*What is required*: Look at the entries below and reproduce them exactly.

*Supplied records*:
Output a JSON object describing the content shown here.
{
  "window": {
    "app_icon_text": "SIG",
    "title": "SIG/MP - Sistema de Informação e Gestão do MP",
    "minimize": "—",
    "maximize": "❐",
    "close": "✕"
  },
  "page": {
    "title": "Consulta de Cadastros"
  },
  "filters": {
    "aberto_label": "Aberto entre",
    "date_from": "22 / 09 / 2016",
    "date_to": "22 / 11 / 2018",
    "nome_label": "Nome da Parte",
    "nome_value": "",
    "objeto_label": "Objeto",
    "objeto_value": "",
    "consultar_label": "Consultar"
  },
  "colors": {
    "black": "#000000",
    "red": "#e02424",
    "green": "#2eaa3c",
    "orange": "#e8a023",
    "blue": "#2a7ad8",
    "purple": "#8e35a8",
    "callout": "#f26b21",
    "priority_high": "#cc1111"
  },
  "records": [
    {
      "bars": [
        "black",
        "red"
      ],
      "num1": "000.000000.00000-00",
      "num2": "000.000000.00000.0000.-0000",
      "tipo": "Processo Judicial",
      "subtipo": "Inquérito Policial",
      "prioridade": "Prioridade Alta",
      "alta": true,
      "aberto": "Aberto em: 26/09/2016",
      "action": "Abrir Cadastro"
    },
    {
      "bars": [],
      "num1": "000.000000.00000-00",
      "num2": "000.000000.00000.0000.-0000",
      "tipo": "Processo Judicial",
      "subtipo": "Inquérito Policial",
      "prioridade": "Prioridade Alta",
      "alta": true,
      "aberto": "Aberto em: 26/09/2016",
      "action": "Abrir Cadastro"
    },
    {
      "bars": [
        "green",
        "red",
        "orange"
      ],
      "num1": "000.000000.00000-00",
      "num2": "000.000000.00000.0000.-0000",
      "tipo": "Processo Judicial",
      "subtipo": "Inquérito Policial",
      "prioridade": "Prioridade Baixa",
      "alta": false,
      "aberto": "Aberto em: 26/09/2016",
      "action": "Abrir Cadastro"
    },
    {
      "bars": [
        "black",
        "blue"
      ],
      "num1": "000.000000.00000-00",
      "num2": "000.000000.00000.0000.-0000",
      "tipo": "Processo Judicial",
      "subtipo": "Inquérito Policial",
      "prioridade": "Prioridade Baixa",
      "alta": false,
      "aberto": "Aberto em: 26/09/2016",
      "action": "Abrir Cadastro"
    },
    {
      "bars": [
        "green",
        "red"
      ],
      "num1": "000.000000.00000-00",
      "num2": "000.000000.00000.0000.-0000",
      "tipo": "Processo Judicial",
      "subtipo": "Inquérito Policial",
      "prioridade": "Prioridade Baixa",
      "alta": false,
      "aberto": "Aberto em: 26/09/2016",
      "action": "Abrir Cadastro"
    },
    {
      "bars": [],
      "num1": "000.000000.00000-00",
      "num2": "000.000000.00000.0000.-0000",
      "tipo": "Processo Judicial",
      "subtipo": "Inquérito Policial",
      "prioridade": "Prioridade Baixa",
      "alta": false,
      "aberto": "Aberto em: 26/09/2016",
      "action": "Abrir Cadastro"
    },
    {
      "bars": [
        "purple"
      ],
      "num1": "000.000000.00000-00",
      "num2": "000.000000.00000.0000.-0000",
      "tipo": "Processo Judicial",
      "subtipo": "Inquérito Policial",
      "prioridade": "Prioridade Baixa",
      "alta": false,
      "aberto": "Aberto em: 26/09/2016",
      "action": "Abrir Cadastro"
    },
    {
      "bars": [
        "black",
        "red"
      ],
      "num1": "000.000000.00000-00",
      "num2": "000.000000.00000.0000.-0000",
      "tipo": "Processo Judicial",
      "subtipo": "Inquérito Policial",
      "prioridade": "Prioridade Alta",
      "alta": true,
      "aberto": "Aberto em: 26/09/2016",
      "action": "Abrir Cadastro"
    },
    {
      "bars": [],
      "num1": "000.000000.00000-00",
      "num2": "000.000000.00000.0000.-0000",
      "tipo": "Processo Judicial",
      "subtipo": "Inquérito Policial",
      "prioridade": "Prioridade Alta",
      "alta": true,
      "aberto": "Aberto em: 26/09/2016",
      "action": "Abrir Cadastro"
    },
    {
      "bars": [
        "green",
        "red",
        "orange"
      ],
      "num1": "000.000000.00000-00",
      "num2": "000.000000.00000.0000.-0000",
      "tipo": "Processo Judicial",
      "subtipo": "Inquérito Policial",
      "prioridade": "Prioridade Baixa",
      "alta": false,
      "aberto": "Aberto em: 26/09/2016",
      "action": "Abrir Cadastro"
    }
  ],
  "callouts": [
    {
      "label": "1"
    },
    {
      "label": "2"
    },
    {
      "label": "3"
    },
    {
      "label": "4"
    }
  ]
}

*Solution below*:
Output a JSON object describing the content shown here.
{
  "window": {
    "app_icon_text": "SIG",
    "title": "SIG/MP - Sistema de Informação e Gestão do MP",
    "minimize": "—",
    "maximize": "❐",
    "close": "✕"
  },
  "page": {
    "title": "Consulta de Cadastros"
  },
  "filters": {
    "aberto_label": "Aberto entre",
    "date_from": "22 / 09 / 2016",
    "date_to": "22 / 11 / 2018",
    "nome_label": "Nome da Parte",
    "nome_value": "",
    "objeto_label": "Objeto",
    "objeto_value": "",
    "consultar_label": "Consultar"
  },
  "colors": {
    "black": "#000000",
    "red": "#e02424",
    "green": "#2eaa3c",
    "orange": "#e8a023",
    "blue": "#2a7ad8",
    "purple": "#8e35a8",
    "callout": "#f26b21",
    "priority_high": "#cc1111"
  },
  "records": [
    {
      "bars": [
        "black",
        "red"
      ],
      "num1": "000.000000.00000-00",
      "num2": "000.000000.00000.0000.-0000",
      "tipo": "Processo Judicial",
      "subtipo": "Inquérito Policial",
      "prioridade": "Prioridade Alta",
      "alta": true,
      "aberto": "Aberto em: 26/09/2016",
      "action": "Abrir Cadastro"
    },
    {
      "bars": [],
      "num1": "000.000000.00000-00",
      "num2": "000.000000.00000.0000.-0000",
      "tipo": "Processo Judicial",
      "subtipo": "Inquérito Policial",
      "prioridade": "Prioridade Alta",
      "alta": true,
      "aberto": "Aberto em: 26/09/2016",
      "action": "Abrir Cadastro"
    },
    {
      "bars": [
        "green",
        "red",
        "orange"
      ],
      "num1": "000.000000.00000-00",
      "num2": "000.000000.00000.0000.-0000",
      "tipo": "Processo Judicial",
      "subtipo": "Inquérito Policial",
      "prioridade": "Prioridade Baixa",
      "alta": false,
      "aberto": "Aberto em: 26/09/2016",
      "action": "Abrir Cadastro"
    },
    {
      "bars": [
        "black",
        "blue"
      ],
      "num1": "000.000000.00000-00",
      "num2": "000.000000.00000.0000.-0000",
      "tipo": "Processo Judicial",
      "subtipo": "Inquérito Policial",
      "prioridade": "Prioridade Baixa",
      "alta": false,
      "aberto": "Aberto em: 26/09/2016",
      "action": "Abrir Cadastro"
    },
    {
      "bars": [
        "green",
        "red"
      ],
      "num1": "000.000000.00000-00",
      "num2": "000.000000.00000.0000.-0000",
      "tipo": "Processo Judicial",
      "subtipo": "Inquérito Policial",
      "prioridade": "Prioridade Baixa",
      "alta": false,
      "aberto": "Aberto em: 26/09/2016",
      "action": "Abrir Cadastro"
    },
    {
      "bars": [],
      "num1": "000.000000.00000-00",
      "num2": "000.000000.00000.0000.-0000",
      "tipo": "Processo Judicial",
      "subtipo": "Inquérito Policial",
      "prioridade": "Prioridade Baixa",
      "alta": false,
      "aberto": "Aberto em: 26/09/2016",
      "action": "Abrir Cadastro"
    },
    {
      "bars": [
        "purple"
      ],
      "num1": "000.000000.00000-00",
      "num2": "000.000000.00000.0000.-0000",
      "tipo": "Processo Judicial",
      "subtipo": "Inquérito Policial",
      "prioridade": "Prioridade Baixa",
      "alta": false,
      "aberto": "Aberto em: 26/09/2016",
      "action": "Abrir Cadastro"
    },
    {
      "bars": [
        "black",
        "red"
      ],
      "num1": "000.000000.00000-00",
      "num2": "000.000000.00000.0000.-0000",
      "tipo": "Processo Judicial",
      "subtipo": "Inquérito Policial",
      "prioridade": "Prioridade Alta",
      "alta": true,
      "aberto": "Aberto em: 26/09/2016",
      "action": "Abrir Cadastro"
    },
    {
      "bars": [],
      "num1": "000.000000.00000-00",
      "num2": "000.000000.00000.0000.-0000",
      "tipo": "Processo Judicial",
      "subtipo": "Inquérito Policial",
      "prioridade": "Prioridade Alta",
      "alta": true,
      "aberto": "Aberto em: 26/09/2016",
      "action": "Abrir Cadastro"
    },
    {
      "bars": [
        "green",
        "red",
        "orange"
      ],
      "num1": "000.000000.00000-00",
      "num2": "000.000000.00000.0000.-0000",
      "tipo": "Processo Judicial",
      "subtipo": "Inquérito Policial",
      "prioridade": "Prioridade Baixa",
      "alta": false,
      "aberto": "Aberto em: 26/09/2016",
      "action": "Abrir Cadastro"
    }
  ],
  "callouts": [
    {
      "label": "1"
    },
    {
      "label": "2"
    },
    {
      "label": "3"
    },
    {
      "label": "4"
    }
  ]
}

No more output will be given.